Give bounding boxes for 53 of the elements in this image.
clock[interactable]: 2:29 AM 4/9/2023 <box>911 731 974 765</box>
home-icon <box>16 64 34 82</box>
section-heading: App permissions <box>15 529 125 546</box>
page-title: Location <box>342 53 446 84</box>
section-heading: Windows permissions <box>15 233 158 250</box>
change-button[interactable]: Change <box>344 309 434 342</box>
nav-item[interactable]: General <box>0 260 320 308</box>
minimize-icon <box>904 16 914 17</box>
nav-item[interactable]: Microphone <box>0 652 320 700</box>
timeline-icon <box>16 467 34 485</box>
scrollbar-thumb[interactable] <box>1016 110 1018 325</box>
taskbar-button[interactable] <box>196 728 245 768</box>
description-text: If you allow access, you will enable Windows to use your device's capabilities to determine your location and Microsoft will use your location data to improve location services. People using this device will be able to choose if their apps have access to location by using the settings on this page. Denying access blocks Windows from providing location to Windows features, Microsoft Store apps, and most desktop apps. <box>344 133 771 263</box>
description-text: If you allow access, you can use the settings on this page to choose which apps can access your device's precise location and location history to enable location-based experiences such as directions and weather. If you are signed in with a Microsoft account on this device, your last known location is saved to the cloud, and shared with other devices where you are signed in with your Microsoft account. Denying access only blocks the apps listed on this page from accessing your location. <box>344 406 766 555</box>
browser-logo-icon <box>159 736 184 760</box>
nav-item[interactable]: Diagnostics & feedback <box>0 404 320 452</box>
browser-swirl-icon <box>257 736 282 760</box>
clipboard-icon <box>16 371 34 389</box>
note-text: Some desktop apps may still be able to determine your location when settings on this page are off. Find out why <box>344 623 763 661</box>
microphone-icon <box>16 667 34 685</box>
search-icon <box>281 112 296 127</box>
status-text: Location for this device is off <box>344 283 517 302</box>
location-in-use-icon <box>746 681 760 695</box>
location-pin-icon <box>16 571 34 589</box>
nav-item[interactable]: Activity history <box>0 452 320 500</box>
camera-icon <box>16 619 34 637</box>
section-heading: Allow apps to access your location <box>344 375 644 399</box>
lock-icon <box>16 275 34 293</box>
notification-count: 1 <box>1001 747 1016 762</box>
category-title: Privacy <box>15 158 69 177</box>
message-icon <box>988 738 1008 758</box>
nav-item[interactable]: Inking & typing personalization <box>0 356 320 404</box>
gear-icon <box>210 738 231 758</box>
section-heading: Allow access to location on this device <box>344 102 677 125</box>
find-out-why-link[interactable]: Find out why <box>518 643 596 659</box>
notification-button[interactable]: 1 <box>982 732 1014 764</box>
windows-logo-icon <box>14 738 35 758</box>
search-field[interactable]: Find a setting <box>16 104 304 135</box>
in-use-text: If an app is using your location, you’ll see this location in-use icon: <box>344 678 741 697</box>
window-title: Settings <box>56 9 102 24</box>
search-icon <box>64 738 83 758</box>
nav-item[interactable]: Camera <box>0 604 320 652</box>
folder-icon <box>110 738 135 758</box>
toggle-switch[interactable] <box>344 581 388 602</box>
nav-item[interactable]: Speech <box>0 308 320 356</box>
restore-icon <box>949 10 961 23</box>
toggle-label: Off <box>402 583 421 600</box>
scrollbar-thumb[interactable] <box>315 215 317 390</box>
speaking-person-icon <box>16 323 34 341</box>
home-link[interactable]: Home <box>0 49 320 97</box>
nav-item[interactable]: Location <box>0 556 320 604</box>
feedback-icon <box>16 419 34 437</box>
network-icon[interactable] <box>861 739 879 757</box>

→ **Goal of the exercise**:
Transcribe the data exactly, starting at its first line and ending at the line that contains "change-button[interactable]: Change <box>344", with that line included.

→ **Solution to this task**:
Give bounding boxes for 53 of the elements in this image.
clock[interactable]: 2:29 AM 4/9/2023 <box>911 731 974 765</box>
home-icon <box>16 64 34 82</box>
section-heading: App permissions <box>15 529 125 546</box>
page-title: Location <box>342 53 446 84</box>
section-heading: Windows permissions <box>15 233 158 250</box>
change-button[interactable]: Change <box>344 309 434 342</box>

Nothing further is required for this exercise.